(Work instructions)
Report the number of lines containing "миграций", with no other words.

(Excerpted records)
◇ ◇ ◇ ◇ ◇
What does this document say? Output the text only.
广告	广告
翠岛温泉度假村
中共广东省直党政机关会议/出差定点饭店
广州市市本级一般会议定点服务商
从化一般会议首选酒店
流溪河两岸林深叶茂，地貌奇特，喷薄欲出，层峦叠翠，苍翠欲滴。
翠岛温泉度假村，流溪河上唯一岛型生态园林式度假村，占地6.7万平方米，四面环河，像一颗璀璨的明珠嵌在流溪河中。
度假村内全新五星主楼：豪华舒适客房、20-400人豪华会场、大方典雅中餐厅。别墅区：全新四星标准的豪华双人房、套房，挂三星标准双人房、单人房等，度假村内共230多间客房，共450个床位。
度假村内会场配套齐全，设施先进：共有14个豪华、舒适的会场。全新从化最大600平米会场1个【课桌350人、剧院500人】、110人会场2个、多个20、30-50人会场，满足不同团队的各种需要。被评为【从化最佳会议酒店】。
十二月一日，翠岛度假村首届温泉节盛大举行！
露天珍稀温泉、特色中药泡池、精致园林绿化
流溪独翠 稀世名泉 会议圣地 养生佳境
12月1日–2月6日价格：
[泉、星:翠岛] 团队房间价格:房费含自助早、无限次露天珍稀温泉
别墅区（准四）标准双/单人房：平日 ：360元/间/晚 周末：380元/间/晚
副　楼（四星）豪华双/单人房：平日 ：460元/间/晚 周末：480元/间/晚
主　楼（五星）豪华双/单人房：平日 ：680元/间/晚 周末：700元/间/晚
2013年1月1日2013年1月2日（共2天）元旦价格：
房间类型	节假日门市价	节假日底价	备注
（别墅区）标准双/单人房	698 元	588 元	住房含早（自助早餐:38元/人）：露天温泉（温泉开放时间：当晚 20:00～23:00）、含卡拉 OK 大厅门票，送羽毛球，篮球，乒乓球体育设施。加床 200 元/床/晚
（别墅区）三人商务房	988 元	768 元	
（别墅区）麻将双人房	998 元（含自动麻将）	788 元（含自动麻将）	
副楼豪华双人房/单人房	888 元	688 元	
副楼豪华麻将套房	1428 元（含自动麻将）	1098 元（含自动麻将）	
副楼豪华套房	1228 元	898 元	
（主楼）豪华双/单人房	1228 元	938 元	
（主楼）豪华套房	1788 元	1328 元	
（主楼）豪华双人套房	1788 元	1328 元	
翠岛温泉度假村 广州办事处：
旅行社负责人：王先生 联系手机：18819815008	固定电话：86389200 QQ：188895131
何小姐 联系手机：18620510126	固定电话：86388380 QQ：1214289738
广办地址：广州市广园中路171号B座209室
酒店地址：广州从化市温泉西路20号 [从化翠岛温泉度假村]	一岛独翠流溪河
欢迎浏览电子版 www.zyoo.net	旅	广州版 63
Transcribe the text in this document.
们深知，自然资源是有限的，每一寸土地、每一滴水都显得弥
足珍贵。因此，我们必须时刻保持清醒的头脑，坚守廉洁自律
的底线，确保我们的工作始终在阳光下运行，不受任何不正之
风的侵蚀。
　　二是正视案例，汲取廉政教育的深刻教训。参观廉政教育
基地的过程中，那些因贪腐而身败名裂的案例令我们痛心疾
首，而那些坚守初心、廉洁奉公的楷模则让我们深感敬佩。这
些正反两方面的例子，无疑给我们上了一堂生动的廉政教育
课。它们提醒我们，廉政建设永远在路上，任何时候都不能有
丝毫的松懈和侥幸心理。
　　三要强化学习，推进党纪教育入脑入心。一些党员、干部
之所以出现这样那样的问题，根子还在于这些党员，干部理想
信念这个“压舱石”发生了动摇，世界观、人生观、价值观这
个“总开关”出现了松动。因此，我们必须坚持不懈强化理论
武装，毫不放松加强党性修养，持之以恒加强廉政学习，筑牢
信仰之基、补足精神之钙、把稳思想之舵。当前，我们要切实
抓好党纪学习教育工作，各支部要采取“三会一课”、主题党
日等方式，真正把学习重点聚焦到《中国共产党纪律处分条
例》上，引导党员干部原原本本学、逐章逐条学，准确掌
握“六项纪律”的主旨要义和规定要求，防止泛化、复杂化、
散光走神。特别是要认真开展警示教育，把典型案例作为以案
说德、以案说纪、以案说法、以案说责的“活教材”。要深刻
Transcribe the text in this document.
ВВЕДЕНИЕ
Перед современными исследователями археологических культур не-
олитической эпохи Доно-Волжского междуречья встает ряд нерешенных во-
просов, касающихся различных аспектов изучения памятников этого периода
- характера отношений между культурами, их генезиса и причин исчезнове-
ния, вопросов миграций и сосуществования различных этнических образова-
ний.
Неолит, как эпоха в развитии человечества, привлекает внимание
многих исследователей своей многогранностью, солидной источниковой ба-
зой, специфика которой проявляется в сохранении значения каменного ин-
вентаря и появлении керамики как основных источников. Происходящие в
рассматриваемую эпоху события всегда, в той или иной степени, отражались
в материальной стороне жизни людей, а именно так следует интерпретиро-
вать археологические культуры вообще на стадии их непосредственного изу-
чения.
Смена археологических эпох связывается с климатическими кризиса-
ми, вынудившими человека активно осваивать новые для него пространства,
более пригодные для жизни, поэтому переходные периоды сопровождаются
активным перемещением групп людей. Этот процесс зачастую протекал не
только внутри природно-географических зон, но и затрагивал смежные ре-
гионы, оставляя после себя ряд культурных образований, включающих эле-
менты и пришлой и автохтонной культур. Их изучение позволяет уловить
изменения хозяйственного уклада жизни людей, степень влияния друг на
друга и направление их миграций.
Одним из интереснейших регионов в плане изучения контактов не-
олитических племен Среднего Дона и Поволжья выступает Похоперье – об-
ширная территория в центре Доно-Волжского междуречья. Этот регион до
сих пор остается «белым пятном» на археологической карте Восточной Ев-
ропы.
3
◇ ◇ ◇ ◇ ◇
(Task result)
2